Extrait choisi –
*-*-*

Données personnelles et Communs : une cartographie des thèses en présence

A la fin du mois dernier, j’ai écrit un billet intitulé «Evgeny Morozov et le domaine public des données personnelles», qui m’a valu un certain nombre de retours, notamment de la part de personnes découvrant ce type de thèses s’efforçant de rompre avec l’approche individualiste ou « personnaliste » qui sous-tend le droit actuel de la protection des données personnelles pour essayer d’en penser la dimension collective. En réalité, ces thèses sont multiples et on peut, à mon sens, les répartir en quatre grandes familles, comme j’ai essayé de le représenter sur la carte mentale ci-dessous (cliquer sur l’image pour la consulter).

Ces quatre grands groupes de thèses sont les suivantes (certaines font un lien direct entre les données personnelles et les Communs, tandis que d’autres établissement un lien seulement indirect) :

  • Les thèses libristes (Lien indirect) :  Les données personnelles ne sont pas directement des biens communs, mais il faut développer des Communs numériques (notamment des logiciels libres) pour reprendre la main sur leur contrôle. Par ailleurs, il faut revenir à une architecture décentralisée du web et promouvoir une économie servicielle si on veut préserver Internet comme un bien commun, éviter l’exploitation massive des données et limiter l’emprise de la surveillance étatique.
  • Les thèses « collectivistes » (Lien indirect) : Les données personnelles ne sont pas directement des biens communs, mais il faut permettre aux individus de les « mettre en communs » et de les partager de manière sécurisée ou instaurer des moyens d’action collective pour mieux défendre les droits individuels (action collective en justice, syndicalisme spécifique, etc.).
  • Les thèses « commonistes » (Lien direct) : Il faut changer le statut légal des données personnelles pour consacrer leur dimension collective et la reconnaître en tant que telle comme un bien commun (par exemple, en conférant un statut de bien commun au « graphe social » ou au « réseau des données liées »). Cela permettra notamment de repenser la gouvernance des données personnelles sous la forme d’un « faisceau de droits ».

*-*-*

Objectif visé 1 –
Répondez à ces questions sur l'extrait consacré aux données personnelles et aux Communs :
(a) Quel est le titre du billet écrit à la fin du mois dernier ?
(b) D'après les thèses libristes, quel genre de Communs numériques faut-il développer en particulier ?
(c) Pour les thèses « commonistes », sous quelle forme la gouvernance des données personnelles pourra-t-elle être repensée ?
Objectif visé 2 – Poursuivez l'extrait sur les données personnelles et les Communs après sa dernière phrase.
Les items n'ont aucun lien avec cet extrait.

*-*-*

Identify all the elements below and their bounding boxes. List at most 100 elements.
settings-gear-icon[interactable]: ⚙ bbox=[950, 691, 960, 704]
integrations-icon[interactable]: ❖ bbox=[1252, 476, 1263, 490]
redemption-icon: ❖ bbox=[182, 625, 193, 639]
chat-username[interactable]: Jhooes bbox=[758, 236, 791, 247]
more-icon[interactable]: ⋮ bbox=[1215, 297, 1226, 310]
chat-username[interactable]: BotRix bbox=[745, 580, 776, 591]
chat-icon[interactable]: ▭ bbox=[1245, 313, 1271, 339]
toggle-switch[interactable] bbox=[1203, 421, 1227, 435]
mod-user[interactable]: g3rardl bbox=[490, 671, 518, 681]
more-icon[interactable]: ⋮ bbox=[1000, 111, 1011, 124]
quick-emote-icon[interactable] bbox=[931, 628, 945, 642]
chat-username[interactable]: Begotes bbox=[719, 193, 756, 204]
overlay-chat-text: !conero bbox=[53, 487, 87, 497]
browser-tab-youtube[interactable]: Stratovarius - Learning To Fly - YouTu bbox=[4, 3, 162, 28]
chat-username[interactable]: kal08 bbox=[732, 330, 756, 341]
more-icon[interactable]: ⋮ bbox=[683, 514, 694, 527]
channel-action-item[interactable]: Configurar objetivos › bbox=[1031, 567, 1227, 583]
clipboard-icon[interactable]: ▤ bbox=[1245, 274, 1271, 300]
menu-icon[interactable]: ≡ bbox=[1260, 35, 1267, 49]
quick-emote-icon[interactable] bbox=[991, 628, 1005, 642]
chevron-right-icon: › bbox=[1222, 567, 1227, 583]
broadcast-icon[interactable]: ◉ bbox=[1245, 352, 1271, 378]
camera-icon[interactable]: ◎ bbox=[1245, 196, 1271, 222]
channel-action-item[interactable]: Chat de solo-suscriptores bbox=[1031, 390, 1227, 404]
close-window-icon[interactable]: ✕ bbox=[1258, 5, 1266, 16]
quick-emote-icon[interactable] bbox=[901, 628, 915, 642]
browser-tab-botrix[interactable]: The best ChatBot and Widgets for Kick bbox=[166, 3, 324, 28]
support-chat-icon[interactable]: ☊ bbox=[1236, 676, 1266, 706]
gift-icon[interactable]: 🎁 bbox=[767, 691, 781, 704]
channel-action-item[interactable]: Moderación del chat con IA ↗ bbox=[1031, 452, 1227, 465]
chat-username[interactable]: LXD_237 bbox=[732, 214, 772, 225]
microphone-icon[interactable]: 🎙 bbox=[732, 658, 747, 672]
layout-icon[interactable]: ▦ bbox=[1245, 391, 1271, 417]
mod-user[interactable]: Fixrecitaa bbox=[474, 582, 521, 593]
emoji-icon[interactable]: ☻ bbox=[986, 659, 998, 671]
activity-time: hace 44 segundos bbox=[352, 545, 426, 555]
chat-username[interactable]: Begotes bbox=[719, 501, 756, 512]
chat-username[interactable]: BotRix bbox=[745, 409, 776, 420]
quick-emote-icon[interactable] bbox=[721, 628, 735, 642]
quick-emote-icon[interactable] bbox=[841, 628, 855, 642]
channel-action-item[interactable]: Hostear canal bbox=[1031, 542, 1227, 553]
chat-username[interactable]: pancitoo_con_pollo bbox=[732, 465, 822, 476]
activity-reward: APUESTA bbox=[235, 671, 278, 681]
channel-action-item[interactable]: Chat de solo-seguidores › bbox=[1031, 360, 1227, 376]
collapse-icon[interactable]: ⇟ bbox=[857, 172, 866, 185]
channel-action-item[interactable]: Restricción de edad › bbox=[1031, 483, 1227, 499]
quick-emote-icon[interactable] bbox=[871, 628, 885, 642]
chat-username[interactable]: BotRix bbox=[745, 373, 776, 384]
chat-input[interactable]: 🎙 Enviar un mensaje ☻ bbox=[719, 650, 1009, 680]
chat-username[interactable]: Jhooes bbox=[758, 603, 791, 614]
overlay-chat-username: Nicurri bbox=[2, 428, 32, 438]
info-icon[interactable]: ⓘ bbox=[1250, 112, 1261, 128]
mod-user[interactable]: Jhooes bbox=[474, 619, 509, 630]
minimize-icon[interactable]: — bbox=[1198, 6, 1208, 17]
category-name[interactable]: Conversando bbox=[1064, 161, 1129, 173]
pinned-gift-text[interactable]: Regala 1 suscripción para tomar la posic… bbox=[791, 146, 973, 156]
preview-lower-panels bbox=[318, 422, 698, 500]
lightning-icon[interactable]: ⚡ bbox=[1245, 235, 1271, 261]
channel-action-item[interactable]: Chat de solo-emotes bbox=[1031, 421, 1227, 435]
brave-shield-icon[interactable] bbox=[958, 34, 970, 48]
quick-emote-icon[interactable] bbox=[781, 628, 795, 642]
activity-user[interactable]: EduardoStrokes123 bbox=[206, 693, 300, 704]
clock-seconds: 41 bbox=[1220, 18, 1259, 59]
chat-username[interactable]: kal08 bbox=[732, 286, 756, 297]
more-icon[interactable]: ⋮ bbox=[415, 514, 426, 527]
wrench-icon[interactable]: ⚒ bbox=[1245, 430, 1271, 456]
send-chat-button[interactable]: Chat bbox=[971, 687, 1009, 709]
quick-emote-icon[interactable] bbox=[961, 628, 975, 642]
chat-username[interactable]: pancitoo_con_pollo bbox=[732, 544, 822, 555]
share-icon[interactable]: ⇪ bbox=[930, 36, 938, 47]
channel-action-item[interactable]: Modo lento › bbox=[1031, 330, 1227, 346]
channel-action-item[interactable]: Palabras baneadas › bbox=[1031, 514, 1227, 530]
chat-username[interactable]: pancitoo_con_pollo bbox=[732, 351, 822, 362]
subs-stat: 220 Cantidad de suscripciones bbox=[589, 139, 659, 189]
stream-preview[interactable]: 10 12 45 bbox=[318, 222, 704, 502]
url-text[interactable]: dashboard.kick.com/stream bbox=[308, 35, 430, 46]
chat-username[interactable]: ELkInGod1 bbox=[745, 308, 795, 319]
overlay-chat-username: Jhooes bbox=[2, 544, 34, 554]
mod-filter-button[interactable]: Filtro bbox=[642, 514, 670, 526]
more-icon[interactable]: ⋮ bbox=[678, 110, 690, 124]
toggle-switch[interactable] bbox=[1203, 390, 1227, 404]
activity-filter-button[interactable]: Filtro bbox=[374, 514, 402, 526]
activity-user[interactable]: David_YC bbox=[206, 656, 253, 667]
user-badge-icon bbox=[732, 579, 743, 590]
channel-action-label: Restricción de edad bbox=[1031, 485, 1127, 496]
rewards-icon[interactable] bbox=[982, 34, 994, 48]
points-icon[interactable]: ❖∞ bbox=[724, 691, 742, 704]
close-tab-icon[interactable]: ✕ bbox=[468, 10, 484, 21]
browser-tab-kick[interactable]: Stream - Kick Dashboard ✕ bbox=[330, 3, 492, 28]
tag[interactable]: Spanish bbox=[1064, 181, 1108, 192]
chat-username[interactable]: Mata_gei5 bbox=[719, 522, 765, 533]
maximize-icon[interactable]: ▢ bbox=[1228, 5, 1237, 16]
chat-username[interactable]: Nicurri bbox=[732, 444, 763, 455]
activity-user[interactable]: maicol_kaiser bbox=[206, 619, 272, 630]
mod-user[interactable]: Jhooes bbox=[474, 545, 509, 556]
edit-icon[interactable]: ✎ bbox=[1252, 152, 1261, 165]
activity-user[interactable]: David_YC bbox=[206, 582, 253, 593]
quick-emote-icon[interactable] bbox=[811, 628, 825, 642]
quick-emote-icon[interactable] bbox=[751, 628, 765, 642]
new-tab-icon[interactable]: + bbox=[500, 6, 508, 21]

*-*-*

Réponse attendue 1 –
(a) «Evgeny Morozov et le domaine public des données personnelles»
(b) Des logiciels libres
(c) Sous la forme d'un « faisceau de droits »

Réponse attendue 2 –
  • Les thèses « publicistes » (Lien direct) :  Il faut changer le statut juridique des données personnelles et leur reconnaître la nature d’un « bien public ». Cela permettra aux États de peser à nouveau face aux grandes plateformes numériques et notamment de les soumettre à des nouvelles formes de taxation ou de créer des structures publiques qui amélioreront le contrôle collectif sur ces données.

Pour chacune de ces quatre thèses, j’ai essayé de faire des sous-distinctions et donner des exemples concrets, avec au bout de chacune des branches de la carte des liens hypertexte vers les sources pour aller plus loin.

Je ne prétends pas que cette typologie soit parfaite, mais elle m’a permis à titre personnel d’y voir plus clair parmi les nuances qui existent entre ces différentes positions. On note que certains auteurs peuvent se retrouver simultanément dans plusieurs quadrants de la carte, preuve que ces thèses peuvent s’avérer compatibles entre elles ou complémentaires.

A titre personnel, je dirais que je me situe plutôt dans la famille « commoniste », comme j’ai déjà eu l’occasion de l’exprimer à plusieurs reprises sur ce blog (voir ici, ou ).

N’hésitez pas à indiquer en commentaire si vous voyez d’autres exemples qui pourraient être intégrés à cette carte ou si vous pensez que cette typologie peut être améliorée d’une manière ou d’une autre.

 


8 réflexions sur “Données personnelles et Communs : une cartographie des thèses en présence

  1. En tant que « bien commun », il me semble qu’il faudrait intégrer à la réflexion le concept de ‘commodity’, avec sa dimension d’usage universel du bien.

    La difficulté que je vois dans le changement de statut des données personnelles en bien commun est que l’usage de ces données n’est pas universel, mais massivement inégal dans l’économie de marché , où les vendeurs de biens ou de services y gagnent une évidente disparité d’information dans une négociation avec leurs prospects.

  2. Bravo pour ce travail d’éclairage !
    Amha, les thèses collectivistes et publicistes conduisent tout droit à une sorte de commerce triangulaire des données personnelles entre les Etats et les géants du net. L’idée (généreuse à la base) d’un revenu de base en échange de leur exploitation me paraît une fausse bonne idée car cela ne ferait qu entériner une forme d’esclavage. Les thèses libristes et commonistes contiennent quelques éléments pour s’en sortir. Néanmoins, aucune de ces deux thèses, pour le moment, n’a vraiment fait le lien entre les données personnelles et la question de la monnaie qui est le nerf de cette guerre comme des autres. Une piste est de travailler sur des « réseaux légitimes » de création et d’échange monétaire.

    Voici quelques liens en ce sens :

    VIDEOS

    Symétrie des réseaux et Neutralité du Net

    Monnaie Libre Ğ1

    PRESSE

    Le Monde du 23 février 2017
    « L »illusion tragique de la fin du travail »

    Version longue : « La fin du travail, le début d’une illusion »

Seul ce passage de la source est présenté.